[TO BE DONE]: Return the entries verbatim and drop every picture.

[DATA ENTRIES]:
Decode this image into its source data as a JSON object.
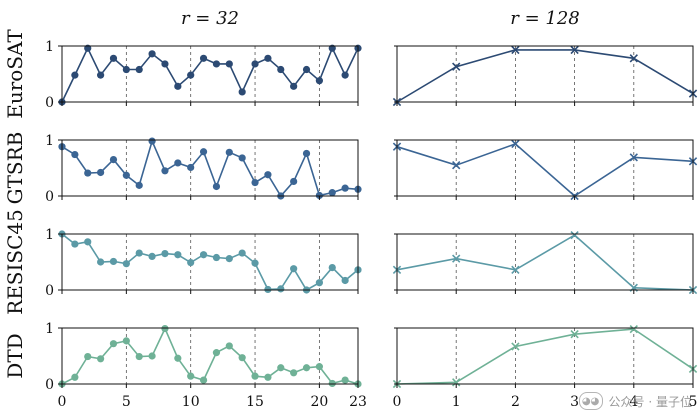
{
  "chart_data": [
    {
      "type": "line",
      "title": "r = 32",
      "x_ticks": [
        0,
        5,
        10,
        15,
        20,
        23
      ],
      "vlines": [
        5,
        10,
        15,
        20
      ],
      "xlim": [
        0,
        23
      ],
      "ylim": [
        0,
        1
      ],
      "y_ticks": [
        0,
        1
      ],
      "marker": "circle",
      "series": [
        {
          "name": "EuroSAT",
          "color": "#2c4a73",
          "x": [
            0,
            1,
            2,
            3,
            4,
            5,
            6,
            7,
            8,
            9,
            10,
            11,
            12,
            13,
            14,
            15,
            16,
            17,
            18,
            19,
            20,
            21,
            22,
            23
          ],
          "values": [
            0.0,
            0.48,
            0.96,
            0.48,
            0.78,
            0.58,
            0.58,
            0.86,
            0.68,
            0.28,
            0.48,
            0.78,
            0.68,
            0.68,
            0.18,
            0.68,
            0.78,
            0.58,
            0.28,
            0.58,
            0.38,
            0.96,
            0.48,
            0.96
          ]
        },
        {
          "name": "GTSRB",
          "color": "#3b6594",
          "x": [
            0,
            1,
            2,
            3,
            4,
            5,
            6,
            7,
            8,
            9,
            10,
            11,
            12,
            13,
            14,
            15,
            16,
            17,
            18,
            19,
            20,
            21,
            22,
            23
          ],
          "values": [
            0.88,
            0.74,
            0.41,
            0.42,
            0.65,
            0.37,
            0.19,
            0.98,
            0.45,
            0.59,
            0.51,
            0.79,
            0.17,
            0.78,
            0.68,
            0.24,
            0.38,
            0.0,
            0.26,
            0.76,
            0.01,
            0.06,
            0.14,
            0.12
          ]
        },
        {
          "name": "RESISC45",
          "color": "#5b9aa6",
          "x": [
            0,
            1,
            2,
            3,
            4,
            5,
            6,
            7,
            8,
            9,
            10,
            11,
            12,
            13,
            14,
            15,
            16,
            17,
            18,
            19,
            20,
            21,
            22,
            23
          ],
          "values": [
            1.0,
            0.82,
            0.86,
            0.5,
            0.51,
            0.47,
            0.66,
            0.6,
            0.65,
            0.63,
            0.49,
            0.63,
            0.58,
            0.56,
            0.66,
            0.48,
            0.01,
            0.02,
            0.38,
            0.0,
            0.13,
            0.4,
            0.17,
            0.36
          ]
        },
        {
          "name": "DTD",
          "color": "#6fb196",
          "x": [
            0,
            1,
            2,
            3,
            4,
            5,
            6,
            7,
            8,
            9,
            10,
            11,
            12,
            13,
            14,
            15,
            16,
            17,
            18,
            19,
            20,
            21,
            22,
            23
          ],
          "values": [
            0.0,
            0.12,
            0.49,
            0.45,
            0.72,
            0.77,
            0.49,
            0.5,
            0.99,
            0.46,
            0.14,
            0.07,
            0.56,
            0.68,
            0.47,
            0.14,
            0.12,
            0.29,
            0.2,
            0.29,
            0.31,
            0.01,
            0.07,
            0.0
          ]
        }
      ]
    },
    {
      "type": "line",
      "title": "r = 128",
      "x_ticks": [
        0,
        1,
        2,
        3,
        4,
        5
      ],
      "vlines": [
        1,
        2,
        3,
        4
      ],
      "xlim": [
        0,
        5
      ],
      "ylim": [
        0,
        1
      ],
      "marker": "x",
      "series": [
        {
          "name": "EuroSAT",
          "color": "#2c4a73",
          "x": [
            0,
            1,
            2,
            3,
            4,
            5
          ],
          "values": [
            0.0,
            0.63,
            0.93,
            0.93,
            0.78,
            0.15
          ]
        },
        {
          "name": "GTSRB",
          "color": "#3b6594",
          "x": [
            0,
            1,
            2,
            3,
            4,
            5
          ],
          "values": [
            0.88,
            0.55,
            0.93,
            0.0,
            0.69,
            0.62
          ]
        },
        {
          "name": "RESISC45",
          "color": "#5b9aa6",
          "x": [
            0,
            1,
            2,
            3,
            4,
            5
          ],
          "values": [
            0.36,
            0.56,
            0.36,
            0.98,
            0.04,
            0.0
          ]
        },
        {
          "name": "DTD",
          "color": "#6fb196",
          "x": [
            0,
            1,
            2,
            3,
            4,
            5
          ],
          "values": [
            0.0,
            0.03,
            0.67,
            0.89,
            0.98,
            0.27
          ]
        }
      ]
    }
  ],
  "watermark": {
    "icon": "wechat-icon",
    "text": "公众号 · 量子位"
  }
}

[IN RESPONSE]:
Decode this image into its source data as a JSON object.
{
  "chart_data": [
    {
      "type": "line",
      "title": "r = 32",
      "x_ticks": [
        0,
        5,
        10,
        15,
        20,
        23
      ],
      "vlines": [
        5,
        10,
        15,
        20
      ],
      "xlim": [
        0,
        23
      ],
      "ylim": [
        0,
        1
      ],
      "y_ticks": [
        0,
        1
      ],
      "marker": "circle",
      "series": [
        {
          "name": "EuroSAT",
          "color": "#2c4a73",
          "x": [
            0,
            1,
            2,
            3,
            4,
            5,
            6,
            7,
            8,
            9,
            10,
            11,
            12,
            13,
            14,
            15,
            16,
            17,
            18,
            19,
            20,
            21,
            22,
            23
          ],
          "values": [
            0.0,
            0.48,
            0.96,
            0.48,
            0.78,
            0.58,
            0.58,
            0.86,
            0.68,
            0.28,
            0.48,
            0.78,
            0.68,
            0.68,
            0.18,
            0.68,
            0.78,
            0.58,
            0.28,
            0.58,
            0.38,
            0.96,
            0.48,
            0.96
          ]
        },
        {
          "name": "GTSRB",
          "color": "#3b6594",
          "x": [
            0,
            1,
            2,
            3,
            4,
            5,
            6,
            7,
            8,
            9,
            10,
            11,
            12,
            13,
            14,
            15,
            16,
            17,
            18,
            19,
            20,
            21,
            22,
            23
          ],
          "values": [
            0.88,
            0.74,
            0.41,
            0.42,
            0.65,
            0.37,
            0.19,
            0.98,
            0.45,
            0.59,
            0.51,
            0.79,
            0.17,
            0.78,
            0.68,
            0.24,
            0.38,
            0.0,
            0.26,
            0.76,
            0.01,
            0.06,
            0.14,
            0.12
          ]
        },
        {
          "name": "RESISC45",
          "color": "#5b9aa6",
          "x": [
            0,
            1,
            2,
            3,
            4,
            5,
            6,
            7,
            8,
            9,
            10,
            11,
            12,
            13,
            14,
            15,
            16,
            17,
            18,
            19,
            20,
            21,
            22,
            23
          ],
          "values": [
            1.0,
            0.82,
            0.86,
            0.5,
            0.51,
            0.47,
            0.66,
            0.6,
            0.65,
            0.63,
            0.49,
            0.63,
            0.58,
            0.56,
            0.66,
            0.48,
            0.01,
            0.02,
            0.38,
            0.0,
            0.13,
            0.4,
            0.17,
            0.36
          ]
        },
        {
          "name": "DTD",
          "color": "#6fb196",
          "x": [
            0,
            1,
            2,
            3,
            4,
            5,
            6,
            7,
            8,
            9,
            10,
            11,
            12,
            13,
            14,
            15,
            16,
            17,
            18,
            19,
            20,
            21,
            22,
            23
          ],
          "values": [
            0.0,
            0.12,
            0.49,
            0.45,
            0.72,
            0.77,
            0.49,
            0.5,
            0.99,
            0.46,
            0.14,
            0.07,
            0.56,
            0.68,
            0.47,
            0.14,
            0.12,
            0.29,
            0.2,
            0.29,
            0.31,
            0.01,
            0.07,
            0.0
          ]
        }
      ]
    },
    {
      "type": "line",
      "title": "r = 128",
      "x_ticks": [
        0,
        1,
        2,
        3,
        4,
        5
      ],
      "vlines": [
        1,
        2,
        3,
        4
      ],
      "xlim": [
        0,
        5
      ],
      "ylim": [
        0,
        1
      ],
      "marker": "x",
      "series": [
        {
          "name": "EuroSAT",
          "color": "#2c4a73",
          "x": [
            0,
            1,
            2,
            3,
            4,
            5
          ],
          "values": [
            0.0,
            0.63,
            0.93,
            0.93,
            0.78,
            0.15
          ]
        },
        {
          "name": "GTSRB",
          "color": "#3b6594",
          "x": [
            0,
            1,
            2,
            3,
            4,
            5
          ],
          "values": [
            0.88,
            0.55,
            0.93,
            0.0,
            0.69,
            0.62
          ]
        },
        {
          "name": "RESISC45",
          "color": "#5b9aa6",
          "x": [
            0,
            1,
            2,
            3,
            4,
            5
          ],
          "values": [
            0.36,
            0.56,
            0.36,
            0.98,
            0.04,
            0.0
          ]
        },
        {
          "name": "DTD",
          "color": "#6fb196",
          "x": [
            0,
            1,
            2,
            3,
            4,
            5
          ],
          "values": [
            0.0,
            0.03,
            0.67,
            0.89,
            0.98,
            0.27
          ]
        }
      ]
    }
  ],
  "watermark": {
    "icon": "wechat-icon",
    "text": "公众号 · 量子位"
  }
}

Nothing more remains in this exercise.